(Stored data)
-- START --
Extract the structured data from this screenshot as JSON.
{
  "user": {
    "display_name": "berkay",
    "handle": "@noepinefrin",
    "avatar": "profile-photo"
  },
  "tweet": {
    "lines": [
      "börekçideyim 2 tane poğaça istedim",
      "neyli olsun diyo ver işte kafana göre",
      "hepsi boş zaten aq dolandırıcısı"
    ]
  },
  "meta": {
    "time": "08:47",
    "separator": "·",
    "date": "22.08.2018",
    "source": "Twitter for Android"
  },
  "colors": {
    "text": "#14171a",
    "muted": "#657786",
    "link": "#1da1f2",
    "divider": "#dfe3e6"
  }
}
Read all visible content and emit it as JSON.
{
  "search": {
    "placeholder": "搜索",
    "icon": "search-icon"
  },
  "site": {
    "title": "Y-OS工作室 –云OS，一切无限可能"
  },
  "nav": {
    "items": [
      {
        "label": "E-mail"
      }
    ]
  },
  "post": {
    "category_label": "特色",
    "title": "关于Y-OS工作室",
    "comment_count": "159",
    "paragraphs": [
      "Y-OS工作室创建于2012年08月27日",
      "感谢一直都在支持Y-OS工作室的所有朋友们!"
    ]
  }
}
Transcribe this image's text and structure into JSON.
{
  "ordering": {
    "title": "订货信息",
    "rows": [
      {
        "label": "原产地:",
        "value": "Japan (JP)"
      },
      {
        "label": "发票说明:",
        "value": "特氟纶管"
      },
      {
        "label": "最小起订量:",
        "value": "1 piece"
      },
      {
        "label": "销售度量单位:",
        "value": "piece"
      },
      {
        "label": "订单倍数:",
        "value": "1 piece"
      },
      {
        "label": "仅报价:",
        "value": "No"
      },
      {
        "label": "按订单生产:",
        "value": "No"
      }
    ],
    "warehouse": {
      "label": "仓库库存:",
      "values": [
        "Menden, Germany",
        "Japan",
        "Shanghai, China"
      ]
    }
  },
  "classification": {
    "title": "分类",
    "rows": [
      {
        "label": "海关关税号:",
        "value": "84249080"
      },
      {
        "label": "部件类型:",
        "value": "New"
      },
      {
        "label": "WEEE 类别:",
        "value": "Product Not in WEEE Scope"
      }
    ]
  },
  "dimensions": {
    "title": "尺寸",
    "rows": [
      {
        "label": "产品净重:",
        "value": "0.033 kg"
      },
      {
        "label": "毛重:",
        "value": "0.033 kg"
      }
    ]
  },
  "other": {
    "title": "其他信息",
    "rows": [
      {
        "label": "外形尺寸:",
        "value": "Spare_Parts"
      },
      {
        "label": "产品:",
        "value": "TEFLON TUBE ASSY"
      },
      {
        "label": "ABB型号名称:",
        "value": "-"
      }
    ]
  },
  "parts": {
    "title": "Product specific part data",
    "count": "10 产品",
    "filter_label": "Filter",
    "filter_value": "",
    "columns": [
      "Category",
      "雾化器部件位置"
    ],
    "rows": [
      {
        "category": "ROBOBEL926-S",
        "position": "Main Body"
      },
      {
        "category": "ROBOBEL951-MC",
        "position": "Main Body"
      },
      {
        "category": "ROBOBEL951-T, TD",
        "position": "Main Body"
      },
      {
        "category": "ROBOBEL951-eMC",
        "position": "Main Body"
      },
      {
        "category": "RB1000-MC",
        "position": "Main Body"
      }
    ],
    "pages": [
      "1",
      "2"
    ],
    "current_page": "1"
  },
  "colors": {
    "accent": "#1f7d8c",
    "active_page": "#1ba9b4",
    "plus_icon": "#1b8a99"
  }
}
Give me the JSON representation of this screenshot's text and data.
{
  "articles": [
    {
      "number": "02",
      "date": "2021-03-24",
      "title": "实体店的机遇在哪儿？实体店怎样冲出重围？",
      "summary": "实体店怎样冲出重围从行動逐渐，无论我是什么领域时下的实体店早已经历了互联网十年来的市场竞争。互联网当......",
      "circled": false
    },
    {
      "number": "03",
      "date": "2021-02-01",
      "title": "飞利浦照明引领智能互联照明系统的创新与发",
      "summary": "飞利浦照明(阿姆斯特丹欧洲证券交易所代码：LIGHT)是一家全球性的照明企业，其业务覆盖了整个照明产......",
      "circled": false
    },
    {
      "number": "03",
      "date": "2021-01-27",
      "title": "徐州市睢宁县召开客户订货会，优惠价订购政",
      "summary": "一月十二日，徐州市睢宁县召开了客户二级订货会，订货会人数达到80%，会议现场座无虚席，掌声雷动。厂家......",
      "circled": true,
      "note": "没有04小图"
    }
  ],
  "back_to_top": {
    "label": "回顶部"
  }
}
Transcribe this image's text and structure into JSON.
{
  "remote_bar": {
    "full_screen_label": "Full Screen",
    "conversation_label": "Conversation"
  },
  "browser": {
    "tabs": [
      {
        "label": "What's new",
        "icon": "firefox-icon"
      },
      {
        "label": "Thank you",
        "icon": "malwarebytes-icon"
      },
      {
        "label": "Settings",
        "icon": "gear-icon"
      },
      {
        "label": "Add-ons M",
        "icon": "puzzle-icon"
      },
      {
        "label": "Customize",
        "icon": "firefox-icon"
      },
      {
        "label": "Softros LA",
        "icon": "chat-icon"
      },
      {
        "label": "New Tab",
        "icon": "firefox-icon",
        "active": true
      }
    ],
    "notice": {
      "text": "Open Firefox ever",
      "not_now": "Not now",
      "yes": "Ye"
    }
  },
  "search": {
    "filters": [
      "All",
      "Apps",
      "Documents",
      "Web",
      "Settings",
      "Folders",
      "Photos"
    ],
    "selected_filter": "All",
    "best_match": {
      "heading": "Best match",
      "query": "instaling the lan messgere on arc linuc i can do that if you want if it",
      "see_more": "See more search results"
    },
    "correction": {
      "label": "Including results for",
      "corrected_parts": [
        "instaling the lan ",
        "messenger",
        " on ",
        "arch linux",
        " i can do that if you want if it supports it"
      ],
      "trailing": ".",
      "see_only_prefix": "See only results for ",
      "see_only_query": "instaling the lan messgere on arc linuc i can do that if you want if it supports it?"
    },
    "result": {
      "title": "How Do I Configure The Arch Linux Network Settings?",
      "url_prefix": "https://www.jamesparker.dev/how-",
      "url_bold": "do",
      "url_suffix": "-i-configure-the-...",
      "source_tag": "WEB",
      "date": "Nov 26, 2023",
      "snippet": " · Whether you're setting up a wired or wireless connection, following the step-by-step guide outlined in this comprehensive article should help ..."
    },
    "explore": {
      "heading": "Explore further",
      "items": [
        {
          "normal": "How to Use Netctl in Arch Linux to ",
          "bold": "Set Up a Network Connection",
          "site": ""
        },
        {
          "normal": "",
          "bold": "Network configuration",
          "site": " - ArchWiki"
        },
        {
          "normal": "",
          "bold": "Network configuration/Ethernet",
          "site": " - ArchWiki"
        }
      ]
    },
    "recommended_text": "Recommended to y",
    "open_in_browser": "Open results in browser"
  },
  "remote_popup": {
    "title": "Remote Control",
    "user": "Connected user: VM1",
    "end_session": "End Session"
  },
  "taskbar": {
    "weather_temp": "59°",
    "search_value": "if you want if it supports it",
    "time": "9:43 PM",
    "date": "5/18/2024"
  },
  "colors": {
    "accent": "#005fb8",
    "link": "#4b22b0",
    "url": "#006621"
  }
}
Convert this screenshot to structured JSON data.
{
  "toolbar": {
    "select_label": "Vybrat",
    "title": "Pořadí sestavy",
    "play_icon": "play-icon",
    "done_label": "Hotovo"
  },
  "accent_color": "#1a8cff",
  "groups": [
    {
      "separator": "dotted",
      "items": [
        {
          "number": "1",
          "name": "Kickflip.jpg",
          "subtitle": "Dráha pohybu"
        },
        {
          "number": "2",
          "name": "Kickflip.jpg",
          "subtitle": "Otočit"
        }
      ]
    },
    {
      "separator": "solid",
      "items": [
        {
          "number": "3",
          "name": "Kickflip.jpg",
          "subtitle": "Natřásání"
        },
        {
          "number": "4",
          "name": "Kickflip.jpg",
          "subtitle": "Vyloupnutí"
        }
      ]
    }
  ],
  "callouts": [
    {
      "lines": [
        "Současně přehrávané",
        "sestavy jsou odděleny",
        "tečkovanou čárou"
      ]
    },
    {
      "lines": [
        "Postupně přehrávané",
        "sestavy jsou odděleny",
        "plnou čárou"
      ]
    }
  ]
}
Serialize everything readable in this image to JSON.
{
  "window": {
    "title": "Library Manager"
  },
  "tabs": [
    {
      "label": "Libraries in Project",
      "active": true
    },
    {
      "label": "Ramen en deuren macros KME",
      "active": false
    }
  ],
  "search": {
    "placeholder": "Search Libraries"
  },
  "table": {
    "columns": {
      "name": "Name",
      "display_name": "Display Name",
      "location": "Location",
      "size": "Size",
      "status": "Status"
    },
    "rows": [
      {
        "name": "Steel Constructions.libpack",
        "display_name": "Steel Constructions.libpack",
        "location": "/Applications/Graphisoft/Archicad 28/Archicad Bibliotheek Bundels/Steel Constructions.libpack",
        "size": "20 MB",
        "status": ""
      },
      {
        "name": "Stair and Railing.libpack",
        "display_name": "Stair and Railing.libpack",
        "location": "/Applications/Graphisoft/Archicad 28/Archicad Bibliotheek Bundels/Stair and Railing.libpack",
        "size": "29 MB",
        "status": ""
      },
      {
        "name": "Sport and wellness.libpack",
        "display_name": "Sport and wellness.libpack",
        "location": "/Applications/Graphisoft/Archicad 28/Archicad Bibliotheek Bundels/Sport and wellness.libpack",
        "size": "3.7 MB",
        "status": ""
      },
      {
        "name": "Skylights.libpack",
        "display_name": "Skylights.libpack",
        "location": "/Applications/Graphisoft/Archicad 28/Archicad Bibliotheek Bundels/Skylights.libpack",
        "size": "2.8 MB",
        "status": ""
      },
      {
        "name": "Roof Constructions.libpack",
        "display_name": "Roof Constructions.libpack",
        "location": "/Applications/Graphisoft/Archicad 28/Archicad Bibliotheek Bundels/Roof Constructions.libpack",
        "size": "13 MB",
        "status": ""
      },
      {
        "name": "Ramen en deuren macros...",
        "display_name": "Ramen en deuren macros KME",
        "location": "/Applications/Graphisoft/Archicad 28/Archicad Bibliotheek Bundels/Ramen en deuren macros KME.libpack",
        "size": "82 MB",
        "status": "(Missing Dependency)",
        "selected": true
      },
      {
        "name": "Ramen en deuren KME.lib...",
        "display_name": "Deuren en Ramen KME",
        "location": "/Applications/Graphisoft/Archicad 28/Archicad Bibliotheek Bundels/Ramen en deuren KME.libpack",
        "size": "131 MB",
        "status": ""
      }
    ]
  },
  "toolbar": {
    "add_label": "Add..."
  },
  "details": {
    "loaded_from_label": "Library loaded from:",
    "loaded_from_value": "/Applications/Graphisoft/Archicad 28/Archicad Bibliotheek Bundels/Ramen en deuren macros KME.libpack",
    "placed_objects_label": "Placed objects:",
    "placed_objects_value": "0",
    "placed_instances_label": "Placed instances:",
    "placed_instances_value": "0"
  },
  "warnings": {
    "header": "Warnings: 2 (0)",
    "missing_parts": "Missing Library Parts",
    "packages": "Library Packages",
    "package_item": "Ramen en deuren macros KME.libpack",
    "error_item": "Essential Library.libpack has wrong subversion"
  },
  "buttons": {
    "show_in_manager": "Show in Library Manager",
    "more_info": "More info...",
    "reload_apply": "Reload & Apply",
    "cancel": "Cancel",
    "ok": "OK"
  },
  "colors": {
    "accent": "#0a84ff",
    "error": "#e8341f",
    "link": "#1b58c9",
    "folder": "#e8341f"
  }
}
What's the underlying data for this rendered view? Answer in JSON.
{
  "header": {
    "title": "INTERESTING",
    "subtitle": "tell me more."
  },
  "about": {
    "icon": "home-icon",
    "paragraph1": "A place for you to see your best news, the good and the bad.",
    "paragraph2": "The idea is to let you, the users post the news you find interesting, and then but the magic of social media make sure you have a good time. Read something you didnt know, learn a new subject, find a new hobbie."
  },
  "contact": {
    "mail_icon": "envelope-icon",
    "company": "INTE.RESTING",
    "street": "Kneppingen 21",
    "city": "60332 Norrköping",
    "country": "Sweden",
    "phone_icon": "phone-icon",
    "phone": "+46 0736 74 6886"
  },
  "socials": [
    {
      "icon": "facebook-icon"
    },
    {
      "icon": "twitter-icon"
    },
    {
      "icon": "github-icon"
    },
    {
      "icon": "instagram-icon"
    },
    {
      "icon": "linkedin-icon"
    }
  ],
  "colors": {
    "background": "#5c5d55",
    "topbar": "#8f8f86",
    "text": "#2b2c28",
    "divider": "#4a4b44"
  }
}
-- END --
= WHAT YOU ARE ASKED TO DO =
The required output is the number of lines containing the word "screenshot", and nothing besides.

= WRITTEN REPLY =
3